BEGIN Input material

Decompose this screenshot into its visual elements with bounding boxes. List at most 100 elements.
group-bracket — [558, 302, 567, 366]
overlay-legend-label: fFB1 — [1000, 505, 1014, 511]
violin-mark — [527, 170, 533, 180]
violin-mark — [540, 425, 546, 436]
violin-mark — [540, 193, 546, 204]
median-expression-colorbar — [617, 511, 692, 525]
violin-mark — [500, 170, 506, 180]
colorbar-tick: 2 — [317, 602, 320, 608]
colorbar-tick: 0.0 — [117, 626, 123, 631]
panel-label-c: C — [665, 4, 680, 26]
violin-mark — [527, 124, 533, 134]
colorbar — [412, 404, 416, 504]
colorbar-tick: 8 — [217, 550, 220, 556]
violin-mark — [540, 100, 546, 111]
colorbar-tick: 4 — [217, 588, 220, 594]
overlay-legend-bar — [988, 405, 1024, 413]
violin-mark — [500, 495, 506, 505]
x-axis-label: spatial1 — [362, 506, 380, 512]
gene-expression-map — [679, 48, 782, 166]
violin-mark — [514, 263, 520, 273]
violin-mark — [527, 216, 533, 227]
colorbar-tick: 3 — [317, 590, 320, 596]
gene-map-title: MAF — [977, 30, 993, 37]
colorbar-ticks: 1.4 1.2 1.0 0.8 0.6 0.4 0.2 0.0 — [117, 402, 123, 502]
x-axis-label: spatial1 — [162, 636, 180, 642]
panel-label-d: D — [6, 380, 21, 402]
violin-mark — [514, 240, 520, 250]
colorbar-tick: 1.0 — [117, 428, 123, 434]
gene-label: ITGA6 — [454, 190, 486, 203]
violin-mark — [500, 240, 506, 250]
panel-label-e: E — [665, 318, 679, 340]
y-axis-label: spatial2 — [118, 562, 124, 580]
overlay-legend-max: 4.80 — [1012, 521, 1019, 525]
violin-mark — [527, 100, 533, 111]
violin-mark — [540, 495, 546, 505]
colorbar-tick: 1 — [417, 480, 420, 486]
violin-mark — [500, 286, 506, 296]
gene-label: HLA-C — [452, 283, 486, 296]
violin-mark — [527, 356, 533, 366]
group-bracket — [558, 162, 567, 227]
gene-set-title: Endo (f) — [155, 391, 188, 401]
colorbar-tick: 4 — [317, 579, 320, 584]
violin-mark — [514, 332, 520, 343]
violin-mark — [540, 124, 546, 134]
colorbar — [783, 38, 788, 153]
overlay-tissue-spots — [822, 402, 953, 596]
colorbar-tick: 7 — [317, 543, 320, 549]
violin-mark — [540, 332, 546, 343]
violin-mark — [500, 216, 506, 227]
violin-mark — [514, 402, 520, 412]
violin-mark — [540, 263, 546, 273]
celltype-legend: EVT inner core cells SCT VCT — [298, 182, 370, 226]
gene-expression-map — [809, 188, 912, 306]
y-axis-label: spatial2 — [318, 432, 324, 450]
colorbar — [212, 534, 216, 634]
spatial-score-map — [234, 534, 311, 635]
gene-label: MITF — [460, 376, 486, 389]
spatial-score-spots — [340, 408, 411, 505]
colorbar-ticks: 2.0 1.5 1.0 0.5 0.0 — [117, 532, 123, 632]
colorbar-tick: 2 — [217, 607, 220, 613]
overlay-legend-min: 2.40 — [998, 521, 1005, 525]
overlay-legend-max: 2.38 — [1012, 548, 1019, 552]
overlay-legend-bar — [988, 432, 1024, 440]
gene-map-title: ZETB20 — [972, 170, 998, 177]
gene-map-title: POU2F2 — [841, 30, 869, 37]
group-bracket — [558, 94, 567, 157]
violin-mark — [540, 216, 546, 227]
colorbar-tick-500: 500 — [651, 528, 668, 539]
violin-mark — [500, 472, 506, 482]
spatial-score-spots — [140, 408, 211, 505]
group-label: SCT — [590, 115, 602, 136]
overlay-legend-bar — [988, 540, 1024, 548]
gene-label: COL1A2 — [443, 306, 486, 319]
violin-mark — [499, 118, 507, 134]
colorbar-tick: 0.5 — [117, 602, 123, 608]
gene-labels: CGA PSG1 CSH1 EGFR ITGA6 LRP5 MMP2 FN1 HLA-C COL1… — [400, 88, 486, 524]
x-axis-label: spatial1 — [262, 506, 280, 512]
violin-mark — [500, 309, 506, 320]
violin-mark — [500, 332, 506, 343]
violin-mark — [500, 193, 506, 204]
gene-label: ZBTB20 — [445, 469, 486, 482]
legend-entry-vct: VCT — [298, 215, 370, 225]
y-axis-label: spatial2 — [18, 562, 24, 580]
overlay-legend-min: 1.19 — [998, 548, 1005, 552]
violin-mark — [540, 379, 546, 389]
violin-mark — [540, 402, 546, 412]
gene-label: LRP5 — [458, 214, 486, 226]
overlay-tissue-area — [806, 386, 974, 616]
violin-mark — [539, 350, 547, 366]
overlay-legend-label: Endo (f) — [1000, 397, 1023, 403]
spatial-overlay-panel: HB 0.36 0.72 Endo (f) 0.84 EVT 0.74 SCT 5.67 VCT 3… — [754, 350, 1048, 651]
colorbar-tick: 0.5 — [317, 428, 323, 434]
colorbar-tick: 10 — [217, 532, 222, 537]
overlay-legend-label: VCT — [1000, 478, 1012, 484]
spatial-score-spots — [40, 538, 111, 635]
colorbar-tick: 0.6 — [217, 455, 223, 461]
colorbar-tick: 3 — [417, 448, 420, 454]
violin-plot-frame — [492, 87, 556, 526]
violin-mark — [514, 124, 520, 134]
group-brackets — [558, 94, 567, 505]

END Input material

**Requirement:**
Without altering a single word, reproduce the entries above.

**Exercise result:**
Decompose this screenshot into its visual elements with bounding boxes. List at most 100 elements.
group-bracket — [558, 302, 567, 366]
overlay-legend-label: fFB1 — [1000, 505, 1014, 511]
violin-mark — [527, 170, 533, 180]
violin-mark — [540, 425, 546, 436]
violin-mark — [540, 193, 546, 204]
median-expression-colorbar — [617, 511, 692, 525]
violin-mark — [500, 170, 506, 180]
colorbar-tick: 2 — [317, 602, 320, 608]
colorbar-tick: 0.0 — [117, 626, 123, 631]
panel-label-c: C — [665, 4, 680, 26]
violin-mark — [527, 124, 533, 134]
colorbar — [412, 404, 416, 504]
colorbar-tick: 8 — [217, 550, 220, 556]
violin-mark — [540, 100, 546, 111]
colorbar-tick: 4 — [217, 588, 220, 594]
overlay-legend-bar — [988, 405, 1024, 413]
violin-mark — [500, 495, 506, 505]
x-axis-label: spatial1 — [362, 506, 380, 512]
gene-expression-map — [679, 48, 782, 166]
violin-mark — [514, 263, 520, 273]
violin-mark — [527, 216, 533, 227]
colorbar-tick: 3 — [317, 590, 320, 596]
gene-map-title: MAF — [977, 30, 993, 37]
colorbar-ticks: 1.4 1.2 1.0 0.8 0.6 0.4 0.2 0.0 — [117, 402, 123, 502]
x-axis-label: spatial1 — [162, 636, 180, 642]
panel-label-d: D — [6, 380, 21, 402]
violin-mark — [514, 240, 520, 250]
colorbar-tick: 1.0 — [117, 428, 123, 434]
gene-label: ITGA6 — [454, 190, 486, 203]
violin-mark — [500, 240, 506, 250]
panel-label-e: E — [665, 318, 679, 340]
y-axis-label: spatial2 — [118, 562, 124, 580]
overlay-legend-max: 4.80 — [1012, 521, 1019, 525]
violin-mark — [527, 100, 533, 111]
violin-mark — [540, 495, 546, 505]
colorbar-tick: 1 — [417, 480, 420, 486]
violin-mark — [500, 286, 506, 296]
gene-label: HLA-C — [452, 283, 486, 296]
violin-mark — [527, 356, 533, 366]
group-bracket — [558, 162, 567, 227]
gene-set-title: Endo (f) — [155, 391, 188, 401]
colorbar-tick: 4 — [317, 579, 320, 584]
violin-mark — [514, 332, 520, 343]
violin-mark — [540, 124, 546, 134]
colorbar — [783, 38, 788, 153]
overlay-tissue-spots — [822, 402, 953, 596]
colorbar-tick: 7 — [317, 543, 320, 549]
violin-mark — [540, 332, 546, 343]
violin-mark — [500, 216, 506, 227]
violin-mark — [514, 402, 520, 412]
violin-mark — [540, 263, 546, 273]
celltype-legend: EVT inner core cells SCT VCT — [298, 182, 370, 226]
gene-expression-map — [809, 188, 912, 306]
y-axis-label: spatial2 — [318, 432, 324, 450]
colorbar — [212, 534, 216, 634]
spatial-score-map — [234, 534, 311, 635]
gene-label: MITF — [460, 376, 486, 389]
spatial-score-spots — [340, 408, 411, 505]
colorbar-ticks: 2.0 1.5 1.0 0.5 0.0 — [117, 532, 123, 632]
colorbar-tick: 2 — [217, 607, 220, 613]
overlay-legend-min: 2.40 — [998, 521, 1005, 525]
overlay-legend-max: 2.38 — [1012, 548, 1019, 552]
overlay-legend-bar — [988, 432, 1024, 440]
gene-map-title: ZETB20 — [972, 170, 998, 177]
gene-map-title: POU2F2 — [841, 30, 869, 37]
group-bracket — [558, 94, 567, 157]
violin-mark — [540, 216, 546, 227]
colorbar-tick-500: 500 — [651, 528, 668, 539]
violin-mark — [500, 472, 506, 482]
spatial-score-spots — [140, 408, 211, 505]
group-label: SCT — [590, 115, 602, 136]
overlay-legend-bar — [988, 540, 1024, 548]
gene-label: COL1A2 — [443, 306, 486, 319]
violin-mark — [499, 118, 507, 134]
colorbar-tick: 0.5 — [117, 602, 123, 608]
gene-labels: CGA PSG1 CSH1 EGFR ITGA6 LRP5 MMP2 FN1 HLA-C COL1… — [400, 88, 486, 524]
x-axis-label: spatial1 — [262, 506, 280, 512]
violin-mark — [500, 309, 506, 320]
violin-mark — [500, 332, 506, 343]
violin-mark — [500, 193, 506, 204]
gene-label: ZBTB20 — [445, 469, 486, 482]
legend-entry-vct: VCT — [298, 215, 370, 225]
y-axis-label: spatial2 — [18, 562, 24, 580]
overlay-legend-min: 1.19 — [998, 548, 1005, 552]
violin-mark — [540, 379, 546, 389]
violin-mark — [540, 402, 546, 412]
gene-label: LRP5 — [458, 214, 486, 226]
overlay-tissue-area — [806, 386, 974, 616]
violin-mark — [539, 350, 547, 366]
overlay-legend-label: Endo (f) — [1000, 397, 1023, 403]
spatial-overlay-panel: HB 0.36 0.72 Endo (f) 0.84 EVT 0.74 SCT 5.67 VCT 3… — [754, 350, 1048, 651]
colorbar-tick: 0.5 — [317, 428, 323, 434]
colorbar-tick: 10 — [217, 532, 222, 537]
overlay-legend-label: VCT — [1000, 478, 1012, 484]
spatial-score-spots — [40, 538, 111, 635]
colorbar-tick: 0.6 — [217, 455, 223, 461]
colorbar-tick: 3 — [417, 448, 420, 454]
violin-plot-frame — [492, 87, 556, 526]
violin-mark — [514, 124, 520, 134]
group-brackets — [558, 94, 567, 505]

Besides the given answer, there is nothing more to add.